> **TASK**
Character for character, give back every line below.

> **DATASET CONTENT**
○ ○ ○ ○ ○
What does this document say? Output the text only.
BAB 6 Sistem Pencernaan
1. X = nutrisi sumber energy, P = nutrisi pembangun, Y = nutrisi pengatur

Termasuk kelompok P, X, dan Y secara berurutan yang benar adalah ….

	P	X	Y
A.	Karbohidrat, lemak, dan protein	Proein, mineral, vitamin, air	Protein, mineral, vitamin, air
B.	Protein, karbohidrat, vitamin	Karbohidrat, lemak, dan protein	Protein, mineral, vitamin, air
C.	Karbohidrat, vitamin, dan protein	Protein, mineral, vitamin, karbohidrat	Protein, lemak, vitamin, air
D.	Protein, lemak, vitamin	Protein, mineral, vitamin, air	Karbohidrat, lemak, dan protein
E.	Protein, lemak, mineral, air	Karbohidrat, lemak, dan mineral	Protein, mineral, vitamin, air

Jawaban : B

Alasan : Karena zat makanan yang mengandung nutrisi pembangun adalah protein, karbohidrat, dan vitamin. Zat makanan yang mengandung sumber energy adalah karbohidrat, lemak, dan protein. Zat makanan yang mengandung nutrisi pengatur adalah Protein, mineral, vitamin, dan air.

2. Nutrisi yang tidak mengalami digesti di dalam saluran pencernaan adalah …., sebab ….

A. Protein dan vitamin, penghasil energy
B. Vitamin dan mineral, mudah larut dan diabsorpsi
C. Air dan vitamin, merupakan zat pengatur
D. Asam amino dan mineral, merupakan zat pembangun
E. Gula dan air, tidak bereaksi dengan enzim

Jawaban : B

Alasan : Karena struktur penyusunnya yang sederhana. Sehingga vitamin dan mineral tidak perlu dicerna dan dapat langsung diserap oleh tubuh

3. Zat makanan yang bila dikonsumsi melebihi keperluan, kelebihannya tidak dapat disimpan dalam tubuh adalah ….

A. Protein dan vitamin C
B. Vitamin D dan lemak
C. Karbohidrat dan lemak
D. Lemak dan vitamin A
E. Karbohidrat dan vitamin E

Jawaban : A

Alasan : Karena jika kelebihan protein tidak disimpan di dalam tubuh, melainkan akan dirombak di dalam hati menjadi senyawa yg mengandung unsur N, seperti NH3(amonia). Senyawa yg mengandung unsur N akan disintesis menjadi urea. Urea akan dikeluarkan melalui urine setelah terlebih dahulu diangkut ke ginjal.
○ ○ ○ ○ ○
> **ANSWER TO THE PROBLEM**
What does this document say? Output the text only.
BAB 6 Sistem Pencernaan
1. X = nutrisi sumber energy, P = nutrisi pembangun, Y = nutrisi pengatur

Termasuk kelompok P, X, dan Y secara berurutan yang benar adalah ….

	P	X	Y
A.	Karbohidrat, lemak, dan protein	Proein, mineral, vitamin, air	Protein, mineral, vitamin, air
B.	Protein, karbohidrat, vitamin	Karbohidrat, lemak, dan protein	Protein, mineral, vitamin, air
C.	Karbohidrat, vitamin, dan protein	Protein, mineral, vitamin, karbohidrat	Protein, lemak, vitamin, air
D.	Protein, lemak, vitamin	Protein, mineral, vitamin, air	Karbohidrat, lemak, dan protein
E.	Protein, lemak, mineral, air	Karbohidrat, lemak, dan mineral	Protein, mineral, vitamin, air

Jawaban : B

Alasan : Karena zat makanan yang mengandung nutrisi pembangun adalah protein, karbohidrat, dan vitamin. Zat makanan yang mengandung sumber energy adalah karbohidrat, lemak, dan protein. Zat makanan yang mengandung nutrisi pengatur adalah Protein, mineral, vitamin, dan air.

2. Nutrisi yang tidak mengalami digesti di dalam saluran pencernaan adalah …., sebab ….

A. Protein dan vitamin, penghasil energy
B. Vitamin dan mineral, mudah larut dan diabsorpsi
C. Air dan vitamin, merupakan zat pengatur
D. Asam amino dan mineral, merupakan zat pembangun
E. Gula dan air, tidak bereaksi dengan enzim

Jawaban : B

Alasan : Karena struktur penyusunnya yang sederhana. Sehingga vitamin dan mineral tidak perlu dicerna dan dapat langsung diserap oleh tubuh

3. Zat makanan yang bila dikonsumsi melebihi keperluan, kelebihannya tidak dapat disimpan dalam tubuh adalah ….

A. Protein dan vitamin C
B. Vitamin D dan lemak
C. Karbohidrat dan lemak
D. Lemak dan vitamin A
E. Karbohidrat dan vitamin E

Jawaban : A

Alasan : Karena jika kelebihan protein tidak disimpan di dalam tubuh, melainkan akan dirombak di dalam hati menjadi senyawa yg mengandung unsur N, seperti NH3(amonia). Senyawa yg mengandung unsur N akan disintesis menjadi urea. Urea akan dikeluarkan melalui urine setelah terlebih dahulu diangkut ke ginjal.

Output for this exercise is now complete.